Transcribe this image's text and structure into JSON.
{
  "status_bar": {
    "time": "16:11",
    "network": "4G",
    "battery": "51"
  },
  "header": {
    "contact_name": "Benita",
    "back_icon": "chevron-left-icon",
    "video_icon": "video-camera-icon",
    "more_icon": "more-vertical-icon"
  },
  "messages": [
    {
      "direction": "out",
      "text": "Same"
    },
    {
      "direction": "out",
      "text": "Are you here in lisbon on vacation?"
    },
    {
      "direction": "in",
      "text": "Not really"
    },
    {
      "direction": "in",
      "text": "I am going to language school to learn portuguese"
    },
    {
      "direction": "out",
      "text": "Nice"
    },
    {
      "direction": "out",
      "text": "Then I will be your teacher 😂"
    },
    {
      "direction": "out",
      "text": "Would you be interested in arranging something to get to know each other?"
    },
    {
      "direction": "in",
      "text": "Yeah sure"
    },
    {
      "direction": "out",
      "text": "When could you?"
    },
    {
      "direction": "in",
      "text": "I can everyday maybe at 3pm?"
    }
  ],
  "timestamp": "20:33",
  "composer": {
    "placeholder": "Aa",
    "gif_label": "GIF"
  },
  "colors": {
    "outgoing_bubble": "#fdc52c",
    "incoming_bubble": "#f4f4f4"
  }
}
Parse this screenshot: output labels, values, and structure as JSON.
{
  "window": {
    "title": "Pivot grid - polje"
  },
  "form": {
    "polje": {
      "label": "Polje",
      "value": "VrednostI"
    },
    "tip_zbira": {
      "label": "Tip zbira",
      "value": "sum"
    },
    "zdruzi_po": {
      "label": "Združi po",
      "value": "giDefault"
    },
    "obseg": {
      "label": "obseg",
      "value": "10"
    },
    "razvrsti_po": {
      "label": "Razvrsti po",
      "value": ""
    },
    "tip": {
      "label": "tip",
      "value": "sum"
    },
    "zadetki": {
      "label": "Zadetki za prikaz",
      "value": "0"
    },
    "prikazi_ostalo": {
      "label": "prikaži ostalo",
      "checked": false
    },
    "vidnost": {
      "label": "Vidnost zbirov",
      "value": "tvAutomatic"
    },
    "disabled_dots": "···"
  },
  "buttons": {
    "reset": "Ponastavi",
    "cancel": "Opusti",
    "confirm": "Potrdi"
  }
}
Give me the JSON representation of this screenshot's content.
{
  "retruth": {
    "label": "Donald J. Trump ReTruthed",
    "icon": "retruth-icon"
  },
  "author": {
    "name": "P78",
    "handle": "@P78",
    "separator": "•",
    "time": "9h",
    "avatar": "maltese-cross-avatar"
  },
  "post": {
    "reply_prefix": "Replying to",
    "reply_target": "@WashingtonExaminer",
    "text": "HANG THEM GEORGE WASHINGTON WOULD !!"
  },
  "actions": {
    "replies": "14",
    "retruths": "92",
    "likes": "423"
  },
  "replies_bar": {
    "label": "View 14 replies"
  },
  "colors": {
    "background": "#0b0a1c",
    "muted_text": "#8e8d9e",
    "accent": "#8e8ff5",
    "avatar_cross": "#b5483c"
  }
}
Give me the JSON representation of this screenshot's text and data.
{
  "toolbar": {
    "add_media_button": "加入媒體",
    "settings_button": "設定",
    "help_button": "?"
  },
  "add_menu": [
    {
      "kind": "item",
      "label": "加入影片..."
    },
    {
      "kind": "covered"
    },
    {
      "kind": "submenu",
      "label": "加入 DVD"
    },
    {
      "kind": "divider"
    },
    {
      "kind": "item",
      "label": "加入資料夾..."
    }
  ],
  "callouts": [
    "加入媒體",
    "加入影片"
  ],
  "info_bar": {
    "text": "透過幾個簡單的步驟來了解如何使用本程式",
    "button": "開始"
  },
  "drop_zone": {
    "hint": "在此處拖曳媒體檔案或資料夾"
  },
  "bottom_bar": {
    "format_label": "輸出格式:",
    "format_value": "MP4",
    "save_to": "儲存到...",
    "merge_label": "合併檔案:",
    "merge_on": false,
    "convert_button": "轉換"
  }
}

### Written instruction:
Note how many lines in the material hold the word "icon", and give that number with nothing added.

### Output of the task:
4